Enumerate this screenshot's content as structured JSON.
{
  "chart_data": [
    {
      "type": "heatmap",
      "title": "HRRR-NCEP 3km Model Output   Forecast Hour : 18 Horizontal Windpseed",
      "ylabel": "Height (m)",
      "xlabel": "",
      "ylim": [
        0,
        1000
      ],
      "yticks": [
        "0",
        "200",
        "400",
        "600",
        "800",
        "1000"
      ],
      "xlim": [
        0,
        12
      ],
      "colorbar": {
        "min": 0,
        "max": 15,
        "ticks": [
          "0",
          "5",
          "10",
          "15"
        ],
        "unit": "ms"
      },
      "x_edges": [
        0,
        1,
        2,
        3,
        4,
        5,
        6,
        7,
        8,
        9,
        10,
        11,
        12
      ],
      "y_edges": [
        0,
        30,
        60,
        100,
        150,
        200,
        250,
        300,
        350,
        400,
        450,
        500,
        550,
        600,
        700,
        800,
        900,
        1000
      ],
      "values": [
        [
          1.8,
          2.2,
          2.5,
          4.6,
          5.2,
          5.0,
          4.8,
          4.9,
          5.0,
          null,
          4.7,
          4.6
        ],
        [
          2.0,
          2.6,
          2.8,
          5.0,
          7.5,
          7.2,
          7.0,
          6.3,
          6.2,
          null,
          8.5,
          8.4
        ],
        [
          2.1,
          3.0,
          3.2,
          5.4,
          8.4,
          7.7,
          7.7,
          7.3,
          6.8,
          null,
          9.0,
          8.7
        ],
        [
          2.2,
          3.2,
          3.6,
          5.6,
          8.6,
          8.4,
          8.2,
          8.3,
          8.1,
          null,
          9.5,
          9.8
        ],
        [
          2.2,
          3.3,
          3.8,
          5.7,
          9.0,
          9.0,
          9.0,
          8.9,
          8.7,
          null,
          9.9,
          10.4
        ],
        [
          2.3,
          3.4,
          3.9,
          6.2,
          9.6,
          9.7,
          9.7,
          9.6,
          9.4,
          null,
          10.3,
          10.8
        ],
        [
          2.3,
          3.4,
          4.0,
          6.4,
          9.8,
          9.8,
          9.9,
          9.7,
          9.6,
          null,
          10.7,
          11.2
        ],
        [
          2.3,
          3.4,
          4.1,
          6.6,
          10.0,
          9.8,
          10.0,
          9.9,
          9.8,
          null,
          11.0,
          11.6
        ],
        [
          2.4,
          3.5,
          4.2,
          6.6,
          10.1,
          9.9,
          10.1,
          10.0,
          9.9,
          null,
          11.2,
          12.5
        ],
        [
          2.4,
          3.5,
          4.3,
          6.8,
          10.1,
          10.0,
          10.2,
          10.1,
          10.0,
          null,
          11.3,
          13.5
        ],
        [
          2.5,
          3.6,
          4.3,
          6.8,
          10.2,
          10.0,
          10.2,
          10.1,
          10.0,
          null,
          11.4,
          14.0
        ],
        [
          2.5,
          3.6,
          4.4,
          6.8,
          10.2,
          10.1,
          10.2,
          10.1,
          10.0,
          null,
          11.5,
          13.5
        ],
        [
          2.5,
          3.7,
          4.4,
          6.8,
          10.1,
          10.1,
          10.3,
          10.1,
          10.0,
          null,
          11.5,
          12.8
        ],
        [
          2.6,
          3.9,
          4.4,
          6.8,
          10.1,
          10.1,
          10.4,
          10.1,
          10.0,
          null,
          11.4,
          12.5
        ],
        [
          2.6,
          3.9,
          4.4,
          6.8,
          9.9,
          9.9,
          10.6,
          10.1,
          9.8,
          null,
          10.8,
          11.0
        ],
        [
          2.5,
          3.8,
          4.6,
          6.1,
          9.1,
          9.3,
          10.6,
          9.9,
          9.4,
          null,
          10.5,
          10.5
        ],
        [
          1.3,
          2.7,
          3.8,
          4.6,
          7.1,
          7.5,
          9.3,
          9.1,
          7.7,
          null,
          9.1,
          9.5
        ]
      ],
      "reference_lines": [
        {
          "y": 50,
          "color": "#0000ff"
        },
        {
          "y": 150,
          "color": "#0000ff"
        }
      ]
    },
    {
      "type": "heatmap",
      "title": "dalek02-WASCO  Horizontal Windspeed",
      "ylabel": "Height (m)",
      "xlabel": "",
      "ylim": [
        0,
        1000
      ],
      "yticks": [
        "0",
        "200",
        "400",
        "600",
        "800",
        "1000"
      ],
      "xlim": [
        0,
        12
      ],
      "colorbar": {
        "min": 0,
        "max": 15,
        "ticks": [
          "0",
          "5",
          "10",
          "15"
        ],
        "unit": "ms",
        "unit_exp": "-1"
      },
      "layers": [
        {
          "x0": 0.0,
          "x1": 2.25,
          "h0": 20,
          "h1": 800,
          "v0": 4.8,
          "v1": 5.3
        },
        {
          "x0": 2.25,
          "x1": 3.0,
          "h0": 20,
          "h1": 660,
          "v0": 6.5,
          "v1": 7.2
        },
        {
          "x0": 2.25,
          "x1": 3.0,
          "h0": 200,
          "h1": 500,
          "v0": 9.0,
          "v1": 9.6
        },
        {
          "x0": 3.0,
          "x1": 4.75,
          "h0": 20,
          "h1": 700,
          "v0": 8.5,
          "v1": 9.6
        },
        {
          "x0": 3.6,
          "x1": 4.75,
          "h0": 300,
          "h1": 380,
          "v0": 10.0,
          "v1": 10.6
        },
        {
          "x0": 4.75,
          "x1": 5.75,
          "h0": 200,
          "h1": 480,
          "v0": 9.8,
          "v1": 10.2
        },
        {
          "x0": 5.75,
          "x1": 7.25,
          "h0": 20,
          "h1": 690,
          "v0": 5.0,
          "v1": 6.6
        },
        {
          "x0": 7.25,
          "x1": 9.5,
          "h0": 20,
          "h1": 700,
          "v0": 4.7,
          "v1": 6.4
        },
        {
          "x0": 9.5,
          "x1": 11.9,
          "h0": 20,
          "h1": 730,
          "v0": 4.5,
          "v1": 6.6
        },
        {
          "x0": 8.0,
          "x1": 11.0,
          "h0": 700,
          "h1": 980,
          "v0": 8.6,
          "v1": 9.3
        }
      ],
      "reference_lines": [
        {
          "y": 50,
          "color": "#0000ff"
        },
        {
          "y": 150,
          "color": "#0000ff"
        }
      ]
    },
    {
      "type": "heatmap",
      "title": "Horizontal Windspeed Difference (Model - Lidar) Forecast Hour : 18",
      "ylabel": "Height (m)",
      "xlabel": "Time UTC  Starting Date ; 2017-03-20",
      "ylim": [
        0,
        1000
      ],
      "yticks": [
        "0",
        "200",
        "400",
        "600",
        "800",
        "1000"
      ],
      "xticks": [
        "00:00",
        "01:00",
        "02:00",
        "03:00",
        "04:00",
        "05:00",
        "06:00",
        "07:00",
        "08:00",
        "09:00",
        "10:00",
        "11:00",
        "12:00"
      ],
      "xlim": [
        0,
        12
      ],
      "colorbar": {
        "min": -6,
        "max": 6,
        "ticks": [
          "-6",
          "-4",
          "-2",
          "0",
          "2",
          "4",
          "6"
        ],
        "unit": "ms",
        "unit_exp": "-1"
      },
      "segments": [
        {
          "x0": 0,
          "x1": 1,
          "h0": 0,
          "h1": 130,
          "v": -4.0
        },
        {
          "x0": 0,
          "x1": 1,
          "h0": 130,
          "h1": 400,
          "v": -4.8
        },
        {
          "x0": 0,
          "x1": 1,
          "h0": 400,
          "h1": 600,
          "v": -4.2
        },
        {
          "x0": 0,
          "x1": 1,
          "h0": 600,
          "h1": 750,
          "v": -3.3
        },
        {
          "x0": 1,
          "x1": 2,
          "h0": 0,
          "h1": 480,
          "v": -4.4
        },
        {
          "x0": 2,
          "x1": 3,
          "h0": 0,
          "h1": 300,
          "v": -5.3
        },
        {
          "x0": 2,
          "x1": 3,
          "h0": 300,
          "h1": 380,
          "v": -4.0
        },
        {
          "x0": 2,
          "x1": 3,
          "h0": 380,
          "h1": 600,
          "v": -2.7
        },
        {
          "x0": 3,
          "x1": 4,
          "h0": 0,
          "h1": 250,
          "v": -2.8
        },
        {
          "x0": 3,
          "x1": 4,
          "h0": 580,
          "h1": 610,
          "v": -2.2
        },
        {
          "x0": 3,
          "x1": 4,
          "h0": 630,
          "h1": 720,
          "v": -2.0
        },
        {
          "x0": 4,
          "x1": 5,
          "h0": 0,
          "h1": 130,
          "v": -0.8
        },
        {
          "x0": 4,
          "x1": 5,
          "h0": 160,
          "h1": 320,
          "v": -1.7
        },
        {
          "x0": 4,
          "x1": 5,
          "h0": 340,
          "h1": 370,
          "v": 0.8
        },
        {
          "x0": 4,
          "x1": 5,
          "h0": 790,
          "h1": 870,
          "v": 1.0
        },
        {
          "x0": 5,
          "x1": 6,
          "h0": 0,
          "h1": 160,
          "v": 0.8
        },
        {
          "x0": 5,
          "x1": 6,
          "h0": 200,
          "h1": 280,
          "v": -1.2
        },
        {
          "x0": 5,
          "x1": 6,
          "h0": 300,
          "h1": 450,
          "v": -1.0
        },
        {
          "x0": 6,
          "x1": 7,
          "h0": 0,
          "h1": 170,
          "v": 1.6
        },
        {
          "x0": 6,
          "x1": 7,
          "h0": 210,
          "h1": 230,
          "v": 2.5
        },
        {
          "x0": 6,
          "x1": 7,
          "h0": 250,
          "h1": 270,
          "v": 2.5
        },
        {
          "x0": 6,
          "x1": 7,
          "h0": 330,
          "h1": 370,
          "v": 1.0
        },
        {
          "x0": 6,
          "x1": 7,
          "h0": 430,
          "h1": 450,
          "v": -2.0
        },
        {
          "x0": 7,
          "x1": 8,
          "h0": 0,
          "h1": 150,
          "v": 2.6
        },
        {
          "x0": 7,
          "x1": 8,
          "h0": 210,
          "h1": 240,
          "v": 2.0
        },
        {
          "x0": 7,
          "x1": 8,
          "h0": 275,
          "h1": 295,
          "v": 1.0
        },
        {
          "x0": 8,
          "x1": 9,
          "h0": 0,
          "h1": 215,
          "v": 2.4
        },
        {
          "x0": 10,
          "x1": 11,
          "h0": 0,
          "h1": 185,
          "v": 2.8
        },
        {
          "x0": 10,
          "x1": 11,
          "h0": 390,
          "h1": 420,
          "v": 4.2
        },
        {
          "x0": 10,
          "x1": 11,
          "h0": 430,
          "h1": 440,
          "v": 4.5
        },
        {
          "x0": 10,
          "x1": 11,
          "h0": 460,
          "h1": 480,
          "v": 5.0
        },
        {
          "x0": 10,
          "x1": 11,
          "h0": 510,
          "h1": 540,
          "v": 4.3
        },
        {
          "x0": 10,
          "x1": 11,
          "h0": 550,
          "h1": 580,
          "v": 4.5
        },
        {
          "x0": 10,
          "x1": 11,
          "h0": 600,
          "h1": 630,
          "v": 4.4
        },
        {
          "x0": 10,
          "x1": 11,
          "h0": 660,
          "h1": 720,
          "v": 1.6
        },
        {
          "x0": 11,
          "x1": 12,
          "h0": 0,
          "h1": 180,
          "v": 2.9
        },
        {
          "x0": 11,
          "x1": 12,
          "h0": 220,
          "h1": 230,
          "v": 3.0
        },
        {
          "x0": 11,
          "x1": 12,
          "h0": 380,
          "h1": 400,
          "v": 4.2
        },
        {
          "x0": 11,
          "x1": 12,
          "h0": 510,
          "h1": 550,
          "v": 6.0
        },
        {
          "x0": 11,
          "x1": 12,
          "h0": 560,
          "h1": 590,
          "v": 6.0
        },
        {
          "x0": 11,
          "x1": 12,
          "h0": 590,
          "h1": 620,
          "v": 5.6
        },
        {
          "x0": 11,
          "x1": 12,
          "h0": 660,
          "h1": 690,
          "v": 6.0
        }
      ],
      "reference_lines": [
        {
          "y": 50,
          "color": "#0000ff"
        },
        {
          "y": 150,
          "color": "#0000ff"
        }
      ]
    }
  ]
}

----

Show each line of the listing that holds the string "title".

      "title": "HRRR-NCEP 3km Model Output   Forecast Hour : 18 Horizontal Windpseed",
      "title": "dalek02-WASCO  Horizontal Windspeed",
      "title": "Horizontal Windspeed Difference (Model - Lidar) Forecast Hour : 18",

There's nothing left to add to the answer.